• _What you will do_
Your task is to repeat the listing exactly.

• _Records provided_
=======

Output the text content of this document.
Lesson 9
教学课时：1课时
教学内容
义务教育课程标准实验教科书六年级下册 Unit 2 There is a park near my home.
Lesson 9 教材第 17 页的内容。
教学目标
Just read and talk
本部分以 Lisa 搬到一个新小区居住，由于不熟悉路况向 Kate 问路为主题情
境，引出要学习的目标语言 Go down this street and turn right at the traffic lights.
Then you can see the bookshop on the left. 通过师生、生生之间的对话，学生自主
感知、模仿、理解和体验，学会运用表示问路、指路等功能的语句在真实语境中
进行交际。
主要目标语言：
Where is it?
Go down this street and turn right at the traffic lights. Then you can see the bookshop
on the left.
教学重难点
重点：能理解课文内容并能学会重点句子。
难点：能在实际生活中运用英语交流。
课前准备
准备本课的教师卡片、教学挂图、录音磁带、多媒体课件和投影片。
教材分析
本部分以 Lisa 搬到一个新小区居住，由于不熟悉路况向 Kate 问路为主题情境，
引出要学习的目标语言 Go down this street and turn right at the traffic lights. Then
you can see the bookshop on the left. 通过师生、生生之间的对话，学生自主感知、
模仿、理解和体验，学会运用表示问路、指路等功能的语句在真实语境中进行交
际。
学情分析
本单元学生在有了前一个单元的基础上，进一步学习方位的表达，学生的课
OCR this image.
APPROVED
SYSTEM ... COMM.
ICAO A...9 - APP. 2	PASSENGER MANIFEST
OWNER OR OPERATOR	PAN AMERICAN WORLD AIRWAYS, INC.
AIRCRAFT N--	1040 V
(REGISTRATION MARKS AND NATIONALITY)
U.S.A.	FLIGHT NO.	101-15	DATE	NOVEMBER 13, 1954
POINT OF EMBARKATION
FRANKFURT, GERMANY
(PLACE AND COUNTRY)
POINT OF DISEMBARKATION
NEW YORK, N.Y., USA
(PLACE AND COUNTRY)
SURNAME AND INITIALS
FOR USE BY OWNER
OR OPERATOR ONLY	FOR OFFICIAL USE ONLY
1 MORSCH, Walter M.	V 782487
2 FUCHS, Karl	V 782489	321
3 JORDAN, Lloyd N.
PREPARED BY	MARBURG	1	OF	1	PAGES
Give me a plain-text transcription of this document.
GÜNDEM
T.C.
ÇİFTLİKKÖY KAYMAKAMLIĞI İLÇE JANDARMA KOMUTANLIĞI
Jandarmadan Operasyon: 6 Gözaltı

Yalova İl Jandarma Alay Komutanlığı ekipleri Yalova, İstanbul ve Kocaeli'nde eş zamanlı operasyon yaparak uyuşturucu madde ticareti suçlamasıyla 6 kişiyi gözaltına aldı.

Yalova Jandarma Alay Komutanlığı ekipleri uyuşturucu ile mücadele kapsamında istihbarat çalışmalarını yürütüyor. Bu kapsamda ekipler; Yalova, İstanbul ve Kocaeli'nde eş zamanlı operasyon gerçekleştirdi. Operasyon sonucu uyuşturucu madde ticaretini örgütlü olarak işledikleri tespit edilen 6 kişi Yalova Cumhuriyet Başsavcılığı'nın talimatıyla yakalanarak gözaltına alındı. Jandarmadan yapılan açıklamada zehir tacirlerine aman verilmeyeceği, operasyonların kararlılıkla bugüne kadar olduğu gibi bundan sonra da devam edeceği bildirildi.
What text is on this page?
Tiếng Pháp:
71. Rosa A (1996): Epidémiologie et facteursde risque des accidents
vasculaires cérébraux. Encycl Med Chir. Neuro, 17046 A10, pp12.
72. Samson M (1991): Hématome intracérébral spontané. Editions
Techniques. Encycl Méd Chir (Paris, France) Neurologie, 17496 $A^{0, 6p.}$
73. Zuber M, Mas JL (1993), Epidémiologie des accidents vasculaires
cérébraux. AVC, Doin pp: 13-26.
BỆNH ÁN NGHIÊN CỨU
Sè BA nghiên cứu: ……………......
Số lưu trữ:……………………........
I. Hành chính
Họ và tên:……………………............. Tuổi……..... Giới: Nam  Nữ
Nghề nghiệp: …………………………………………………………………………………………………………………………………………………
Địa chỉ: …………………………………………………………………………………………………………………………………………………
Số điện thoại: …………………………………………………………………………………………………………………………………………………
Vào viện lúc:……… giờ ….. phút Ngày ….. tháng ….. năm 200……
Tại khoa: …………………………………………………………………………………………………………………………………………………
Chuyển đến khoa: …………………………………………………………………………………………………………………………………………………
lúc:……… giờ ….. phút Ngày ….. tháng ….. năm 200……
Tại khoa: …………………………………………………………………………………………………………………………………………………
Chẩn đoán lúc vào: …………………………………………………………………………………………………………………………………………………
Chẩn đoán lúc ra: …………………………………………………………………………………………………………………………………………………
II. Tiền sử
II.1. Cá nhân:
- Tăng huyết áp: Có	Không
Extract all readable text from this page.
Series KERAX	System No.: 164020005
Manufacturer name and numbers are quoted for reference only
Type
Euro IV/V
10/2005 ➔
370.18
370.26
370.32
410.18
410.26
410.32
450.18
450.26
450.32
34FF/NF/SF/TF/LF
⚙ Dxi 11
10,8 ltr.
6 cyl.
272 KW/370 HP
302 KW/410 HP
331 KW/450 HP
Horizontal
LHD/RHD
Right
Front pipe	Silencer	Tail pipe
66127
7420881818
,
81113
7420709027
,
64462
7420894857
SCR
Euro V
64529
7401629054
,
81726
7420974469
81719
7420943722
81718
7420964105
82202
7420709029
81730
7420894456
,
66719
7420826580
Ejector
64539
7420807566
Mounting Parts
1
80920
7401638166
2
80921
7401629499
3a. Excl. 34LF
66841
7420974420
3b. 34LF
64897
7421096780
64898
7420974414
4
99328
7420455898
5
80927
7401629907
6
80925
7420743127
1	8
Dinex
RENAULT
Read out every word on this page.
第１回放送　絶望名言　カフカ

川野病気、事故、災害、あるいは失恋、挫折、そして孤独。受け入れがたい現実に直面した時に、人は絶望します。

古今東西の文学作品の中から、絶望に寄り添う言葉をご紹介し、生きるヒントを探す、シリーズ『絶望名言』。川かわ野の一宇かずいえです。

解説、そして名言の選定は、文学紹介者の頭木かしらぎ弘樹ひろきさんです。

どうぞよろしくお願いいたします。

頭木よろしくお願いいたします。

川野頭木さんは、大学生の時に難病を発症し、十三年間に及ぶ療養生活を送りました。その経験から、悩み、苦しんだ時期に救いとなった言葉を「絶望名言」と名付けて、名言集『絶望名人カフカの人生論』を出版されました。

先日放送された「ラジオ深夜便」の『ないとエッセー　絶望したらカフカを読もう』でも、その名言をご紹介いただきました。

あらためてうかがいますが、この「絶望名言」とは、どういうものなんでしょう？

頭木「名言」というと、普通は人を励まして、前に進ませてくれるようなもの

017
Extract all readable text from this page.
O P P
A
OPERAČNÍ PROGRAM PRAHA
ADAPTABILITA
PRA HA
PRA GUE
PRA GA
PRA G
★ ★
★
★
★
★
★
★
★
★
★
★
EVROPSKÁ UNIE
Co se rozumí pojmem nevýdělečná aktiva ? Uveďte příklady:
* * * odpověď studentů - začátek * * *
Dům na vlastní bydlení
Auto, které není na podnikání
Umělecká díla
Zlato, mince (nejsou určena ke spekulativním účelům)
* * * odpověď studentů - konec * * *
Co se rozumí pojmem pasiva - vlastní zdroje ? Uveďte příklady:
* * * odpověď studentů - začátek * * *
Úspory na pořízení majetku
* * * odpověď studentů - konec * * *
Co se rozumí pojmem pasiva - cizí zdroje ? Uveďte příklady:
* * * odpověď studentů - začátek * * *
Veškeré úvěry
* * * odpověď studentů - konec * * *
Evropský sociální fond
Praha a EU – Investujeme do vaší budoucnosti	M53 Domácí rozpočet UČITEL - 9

=======

• _Solution to this task_
Output the text content of this document.
Lesson 9
教学课时：1课时
教学内容
义务教育课程标准实验教科书六年级下册 Unit 2 There is a park near my home.
Lesson 9 教材第 17 页的内容。
教学目标
Just read and talk
本部分以 Lisa 搬到一个新小区居住，由于不熟悉路况向 Kate 问路为主题情
境，引出要学习的目标语言 Go down this street and turn right at the traffic lights.
Then you can see the bookshop on the left. 通过师生、生生之间的对话，学生自主
感知、模仿、理解和体验，学会运用表示问路、指路等功能的语句在真实语境中
进行交际。
主要目标语言：
Where is it?
Go down this street and turn right at the traffic lights. Then you can see the bookshop
on the left.
教学重难点
重点：能理解课文内容并能学会重点句子。
难点：能在实际生活中运用英语交流。
课前准备
准备本课的教师卡片、教学挂图、录音磁带、多媒体课件和投影片。
教材分析
本部分以 Lisa 搬到一个新小区居住，由于不熟悉路况向 Kate 问路为主题情境，
引出要学习的目标语言 Go down this street and turn right at the traffic lights. Then
you can see the bookshop on the left. 通过师生、生生之间的对话，学生自主感知、
模仿、理解和体验，学会运用表示问路、指路等功能的语句在真实语境中进行交
际。
学情分析
本单元学生在有了前一个单元的基础上，进一步学习方位的表达，学生的课
OCR this image.
APPROVED
SYSTEM ... COMM.
ICAO A...9 - APP. 2	PASSENGER MANIFEST
OWNER OR OPERATOR	PAN AMERICAN WORLD AIRWAYS, INC.
AIRCRAFT N--	1040 V
(REGISTRATION MARKS AND NATIONALITY)
U.S.A.	FLIGHT NO.	101-15	DATE	NOVEMBER 13, 1954
POINT OF EMBARKATION
FRANKFURT, GERMANY
(PLACE AND COUNTRY)
POINT OF DISEMBARKATION
NEW YORK, N.Y., USA
(PLACE AND COUNTRY)
SURNAME AND INITIALS
FOR USE BY OWNER
OR OPERATOR ONLY	FOR OFFICIAL USE ONLY
1 MORSCH, Walter M.	V 782487
2 FUCHS, Karl	V 782489	321
3 JORDAN, Lloyd N.
PREPARED BY	MARBURG	1	OF	1	PAGES
Give me a plain-text transcription of this document.
GÜNDEM
T.C.
ÇİFTLİKKÖY KAYMAKAMLIĞI İLÇE JANDARMA KOMUTANLIĞI
Jandarmadan Operasyon: 6 Gözaltı

Yalova İl Jandarma Alay Komutanlığı ekipleri Yalova, İstanbul ve Kocaeli'nde eş zamanlı operasyon yaparak uyuşturucu madde ticareti suçlamasıyla 6 kişiyi gözaltına aldı.

Yalova Jandarma Alay Komutanlığı ekipleri uyuşturucu ile mücadele kapsamında istihbarat çalışmalarını yürütüyor. Bu kapsamda ekipler; Yalova, İstanbul ve Kocaeli'nde eş zamanlı operasyon gerçekleştirdi. Operasyon sonucu uyuşturucu madde ticaretini örgütlü olarak işledikleri tespit edilen 6 kişi Yalova Cumhuriyet Başsavcılığı'nın talimatıyla yakalanarak gözaltına alındı. Jandarmadan yapılan açıklamada zehir tacirlerine aman verilmeyeceği, operasyonların kararlılıkla bugüne kadar olduğu gibi bundan sonra da devam edeceği bildirildi.
What text is on this page?
Tiếng Pháp:
71. Rosa A (1996): Epidémiologie et facteursde risque des accidents
vasculaires cérébraux. Encycl Med Chir. Neuro, 17046 A10, pp12.
72. Samson M (1991): Hématome intracérébral spontané. Editions
Techniques. Encycl Méd Chir (Paris, France) Neurologie, 17496 $A^{0, 6p.}$
73. Zuber M, Mas JL (1993), Epidémiologie des accidents vasculaires
cérébraux. AVC, Doin pp: 13-26.
BỆNH ÁN NGHIÊN CỨU
Sè BA nghiên cứu: ……………......
Số lưu trữ:……………………........
I. Hành chính
Họ và tên:……………………............. Tuổi……..... Giới: Nam  Nữ
Nghề nghiệp: …………………………………………………………………………………………………………………………………………………
Địa chỉ: …………………………………………………………………………………………………………………………………………………
Số điện thoại: …………………………………………………………………………………………………………………………………………………
Vào viện lúc:……… giờ ….. phút Ngày ….. tháng ….. năm 200……
Tại khoa: …………………………………………………………………………………………………………………………………………………
Chuyển đến khoa: …………………………………………………………………………………………………………………………………………………
lúc:……… giờ ….. phút Ngày ….. tháng ….. năm 200……
Tại khoa: …………………………………………………………………………………………………………………………………………………
Chẩn đoán lúc vào: …………………………………………………………………………………………………………………………………………………
Chẩn đoán lúc ra: …………………………………………………………………………………………………………………………………………………
II. Tiền sử
II.1. Cá nhân:
- Tăng huyết áp: Có	Không
Extract all readable text from this page.
Series KERAX	System No.: 164020005
Manufacturer name and numbers are quoted for reference only
Type
Euro IV/V
10/2005 ➔
370.18
370.26
370.32
410.18
410.26
410.32
450.18
450.26
450.32
34FF/NF/SF/TF/LF
⚙ Dxi 11
10,8 ltr.
6 cyl.
272 KW/370 HP
302 KW/410 HP
331 KW/450 HP
Horizontal
LHD/RHD
Right
Front pipe	Silencer	Tail pipe
66127
7420881818
,
81113
7420709027
,
64462
7420894857
SCR
Euro V
64529
7401629054
,
81726
7420974469
81719
7420943722
81718
7420964105
82202
7420709029
81730
7420894456
,
66719
7420826580
Ejector
64539
7420807566
Mounting Parts
1
80920
7401638166
2
80921
7401629499
3a. Excl. 34LF
66841
7420974420
3b. 34LF
64897
7421096780
64898
7420974414
4
99328
7420455898
5
80927
7401629907
6
80925
7420743127
1	8
Dinex
RENAULT
Read out every word on this page.
第１回放送　絶望名言　カフカ

川野病気、事故、災害、あるいは失恋、挫折、そして孤独。受け入れがたい現実に直面した時に、人は絶望します。

古今東西の文学作品の中から、絶望に寄り添う言葉をご紹介し、生きるヒントを探す、シリーズ『絶望名言』。川かわ野の一宇かずいえです。

解説、そして名言の選定は、文学紹介者の頭木かしらぎ弘樹ひろきさんです。

どうぞよろしくお願いいたします。

頭木よろしくお願いいたします。

川野頭木さんは、大学生の時に難病を発症し、十三年間に及ぶ療養生活を送りました。その経験から、悩み、苦しんだ時期に救いとなった言葉を「絶望名言」と名付けて、名言集『絶望名人カフカの人生論』を出版されました。

先日放送された「ラジオ深夜便」の『ないとエッセー　絶望したらカフカを読もう』でも、その名言をご紹介いただきました。

あらためてうかがいますが、この「絶望名言」とは、どういうものなんでしょう？

頭木「名言」というと、普通は人を励まして、前に進ませてくれるようなもの

017
Extract all readable text from this page.
O P P
A
OPERAČNÍ PROGRAM PRAHA
ADAPTABILITA
PRA HA
PRA GUE
PRA GA
PRA G
★ ★
★
★
★
★
★
★
★
★
★
★
EVROPSKÁ UNIE
Co se rozumí pojmem nevýdělečná aktiva ? Uveďte příklady:
* * * odpověď studentů - začátek * * *
Dům na vlastní bydlení
Auto, které není na podnikání
Umělecká díla
Zlato, mince (nejsou určena ke spekulativním účelům)
* * * odpověď studentů - konec * * *
Co se rozumí pojmem pasiva - vlastní zdroje ? Uveďte příklady:
* * * odpověď studentů - začátek * * *
Úspory na pořízení majetku
* * * odpověď studentů - konec * * *
Co se rozumí pojmem pasiva - cizí zdroje ? Uveďte příklady:
* * * odpověď studentů - začátek * * *
Veškeré úvěry
* * * odpověď studentů - konec * * *
Evropský sociální fond
Praha a EU – Investujeme do vaší budoucnosti	M53 Domácí rozpočet UČITEL - 9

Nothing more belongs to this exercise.